What to do:
Return every line of the listing below unchanged and in its original order, leaving out the picture.

Given data:
>>>>

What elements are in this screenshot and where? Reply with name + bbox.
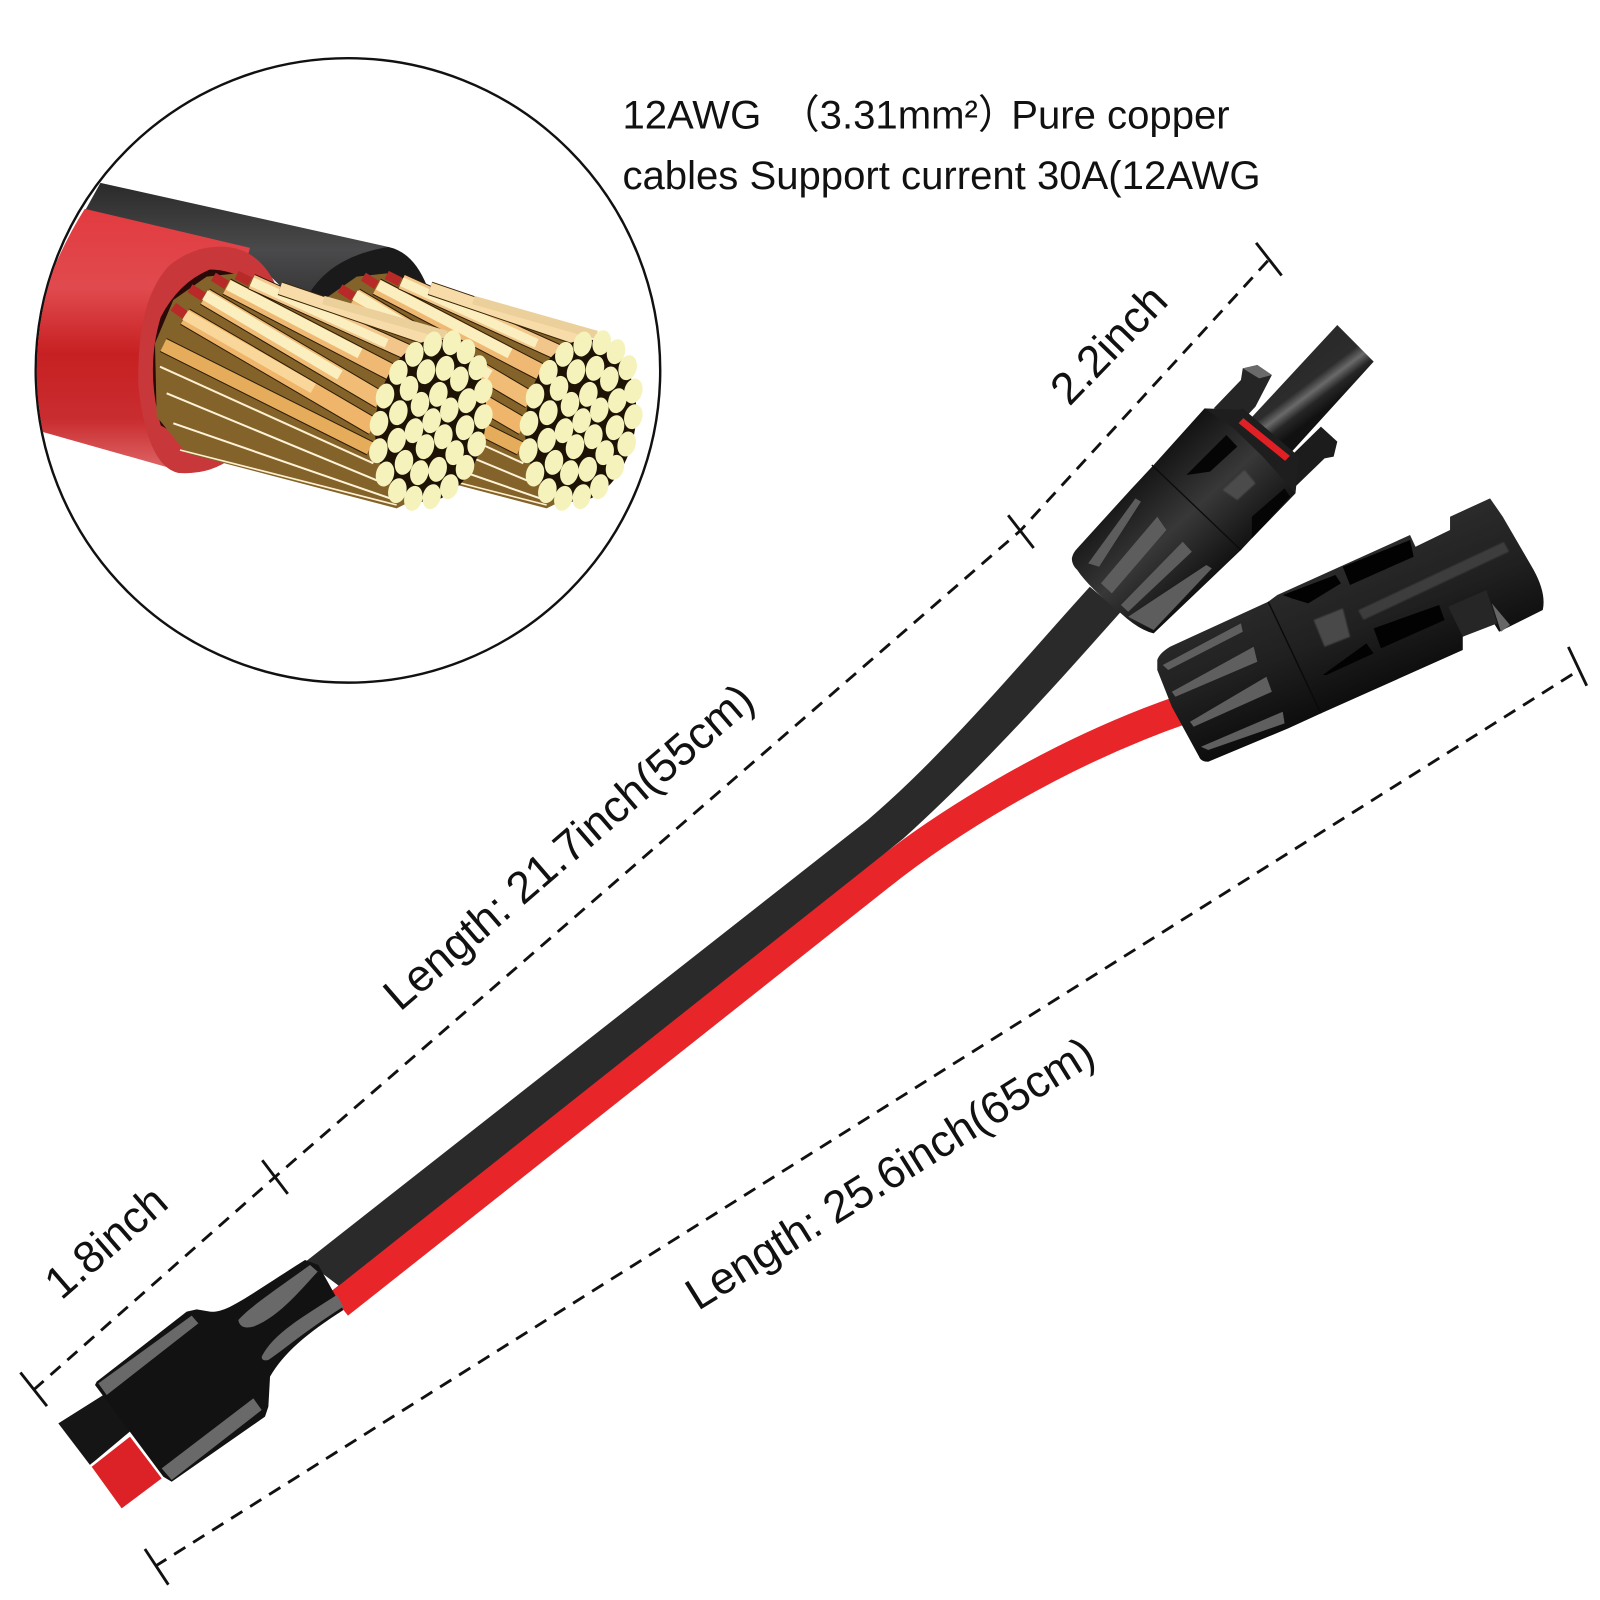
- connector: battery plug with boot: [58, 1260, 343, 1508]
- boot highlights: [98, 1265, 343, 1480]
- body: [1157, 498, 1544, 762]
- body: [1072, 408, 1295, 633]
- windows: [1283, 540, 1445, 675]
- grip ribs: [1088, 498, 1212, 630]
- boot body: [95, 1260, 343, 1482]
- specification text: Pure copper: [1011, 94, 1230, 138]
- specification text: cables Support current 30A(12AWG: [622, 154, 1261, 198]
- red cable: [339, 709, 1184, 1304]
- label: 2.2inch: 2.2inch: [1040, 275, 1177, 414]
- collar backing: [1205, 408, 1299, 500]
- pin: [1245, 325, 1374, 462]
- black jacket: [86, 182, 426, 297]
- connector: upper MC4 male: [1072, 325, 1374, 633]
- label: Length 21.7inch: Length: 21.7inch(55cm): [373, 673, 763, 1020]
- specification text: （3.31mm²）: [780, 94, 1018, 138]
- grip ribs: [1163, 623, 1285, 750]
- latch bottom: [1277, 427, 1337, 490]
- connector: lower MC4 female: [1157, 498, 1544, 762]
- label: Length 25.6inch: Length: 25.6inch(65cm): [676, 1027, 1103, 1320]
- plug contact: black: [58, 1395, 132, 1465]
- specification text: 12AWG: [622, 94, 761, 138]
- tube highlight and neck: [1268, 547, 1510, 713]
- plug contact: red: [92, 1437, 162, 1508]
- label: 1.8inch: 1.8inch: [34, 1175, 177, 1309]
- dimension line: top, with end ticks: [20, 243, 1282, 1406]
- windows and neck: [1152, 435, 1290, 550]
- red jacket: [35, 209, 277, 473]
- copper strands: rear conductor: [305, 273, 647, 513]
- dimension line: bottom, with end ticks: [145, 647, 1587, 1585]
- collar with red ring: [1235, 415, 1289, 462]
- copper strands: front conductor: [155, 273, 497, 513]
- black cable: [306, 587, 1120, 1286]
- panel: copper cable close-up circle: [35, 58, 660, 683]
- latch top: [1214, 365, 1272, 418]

<<<<

Solution:
What elements are in this screenshot and where? Reply with name + bbox.
- connector: battery plug with boot: [58, 1260, 343, 1508]
- boot highlights: [98, 1265, 343, 1480]
- body: [1157, 498, 1544, 762]
- body: [1072, 408, 1295, 633]
- windows: [1283, 540, 1445, 675]
- grip ribs: [1088, 498, 1212, 630]
- boot body: [95, 1260, 343, 1482]
- specification text: Pure copper: [1011, 94, 1230, 138]
- specification text: cables Support current 30A(12AWG: [622, 154, 1261, 198]
- red cable: [339, 709, 1184, 1304]
- label: 2.2inch: 2.2inch: [1040, 275, 1177, 414]
- collar backing: [1205, 408, 1299, 500]
- pin: [1245, 325, 1374, 462]
- black jacket: [86, 182, 426, 297]
- connector: upper MC4 male: [1072, 325, 1374, 633]
- label: Length 21.7inch: Length: 21.7inch(55cm): [373, 673, 763, 1020]
- specification text: （3.31mm²）: [780, 94, 1018, 138]
- grip ribs: [1163, 623, 1285, 750]
- latch bottom: [1277, 427, 1337, 490]
- connector: lower MC4 female: [1157, 498, 1544, 762]
- label: Length 25.6inch: Length: 25.6inch(65cm): [676, 1027, 1103, 1320]
- plug contact: black: [58, 1395, 132, 1465]
- specification text: 12AWG: [622, 94, 761, 138]
- tube highlight and neck: [1268, 547, 1510, 713]
- plug contact: red: [92, 1437, 162, 1508]
- label: 1.8inch: 1.8inch: [34, 1175, 177, 1309]
- dimension line: top, with end ticks: [20, 243, 1282, 1406]
- windows and neck: [1152, 435, 1290, 550]
- red jacket: [35, 209, 277, 473]
- copper strands: rear conductor: [305, 273, 647, 513]
- dimension line: bottom, with end ticks: [145, 647, 1587, 1585]
- collar with red ring: [1235, 415, 1289, 462]
- copper strands: front conductor: [155, 273, 497, 513]
- black cable: [306, 587, 1120, 1286]
- panel: copper cable close-up circle: [35, 58, 660, 683]
- latch top: [1214, 365, 1272, 418]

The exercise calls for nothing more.